= TEXTE CITÉ =
━━━
Cette structure a fait l'objet de mises en question sur deux fronts :
- du côté des ONG attachées à l'indépendance de l'action humanitaire cela constituait une instrumentalisation par l'Etat d'une cause " sans frontière ",
- du côté du Quai d'Orsay certaines initiatives prises au nom de l'impératif humanitaire pouvaient constituer des ingérences face à la souveraineté des Etats.
En 1997 le choix a été fait d'intégrer l'action humanitaire et de la placer sous l'autorité du ministre des Affaires étrangères. Elle est, par décret, attribuée au ministre en charge de la Coopération, du Développement et des Droits de l'Homme, ce qui est cohérent. Elle est ainsi, comme l'aide au développement, une composante de l'action extérieure. Il fallait en effet prendre en compte les évolutions du monde. La question humanitaire est complexe. Quelques constats :
- Les conflits ne sont, en majorité, plus des guerres entre Etats qui respectent règles et conventions, mais ils sont le fait de groupes armés pour lesquels les populations sont le "théâtre des opérations". Exécutions et violences sur les civils, déplacements de masse ont modifié les problèmes d'accueil et de protection des réfugiés (flux massifs).
- Les ONG elles-mêmes ont changé d'échelle et au-delà de l'engagement militant les plus grandes constituent des organisations professionnalisées incontournables dans la gestion des crises.
- Les opérations de maintien de la paix de l'ONU (OMP), de plus en plus coûteuses pour la communauté internationale requièrent une réforme (rapport Brahimi).
- La question de la protection des civils dans les conflits devient une question centrale.
━━━
= DONNÉES BRUTES =
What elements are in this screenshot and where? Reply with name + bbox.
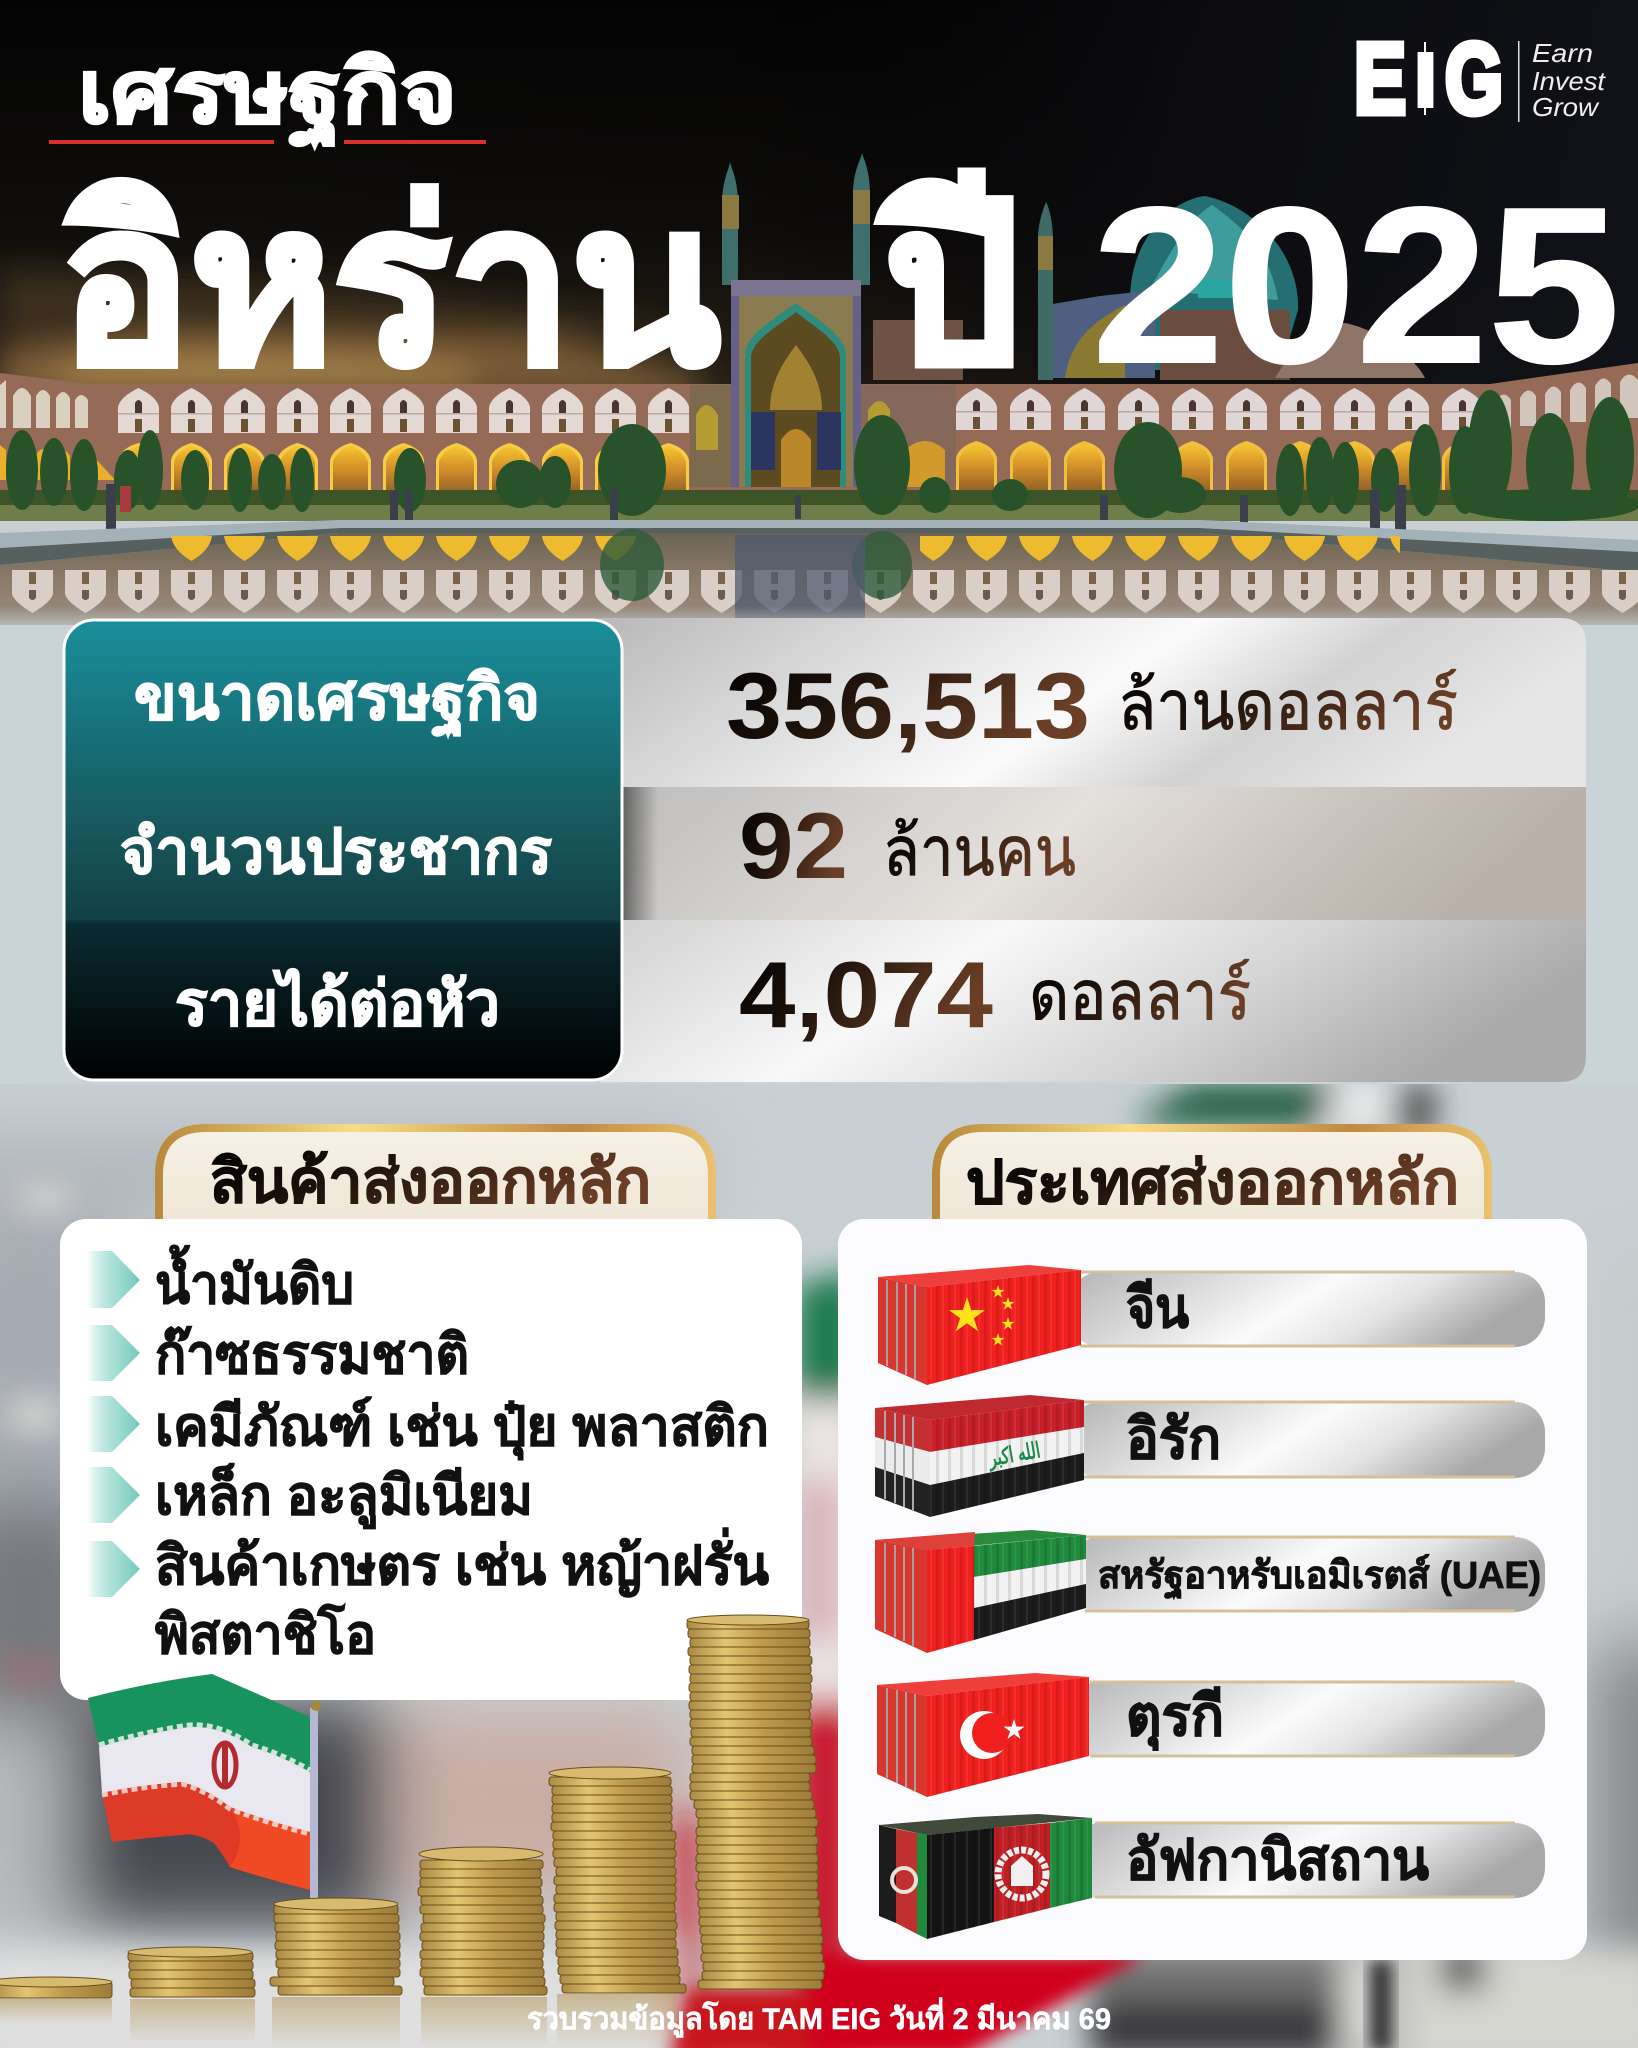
━━━
= ÉNONCÉ =
Dressez la liste de tous les constats qui suivent les mots « Quelques constats : » dans le texte cité sur l'action humanitaire, en les résumant chacun en une phrase.

= RÉSULTAT ATTENDU =
- La plupart des conflits ne sont plus des guerres entre États respectant règles et conventions, mais le fait de groupes armés pour lesquels les populations sont le « théâtre des opérations », ce qui a modifié les problèmes d'accueil et de protection des réfugiés.
- Les ONG ont changé d'échelle, et les plus grandes sont devenues des organisations professionnalisées incontournables dans la gestion des crises.
- Les opérations de maintien de la paix de l'ONU, de plus en plus coûteuses pour la communauté internationale, requièrent une réforme (rapport Brahimi).
- La protection des civils dans les conflits devient une question centrale.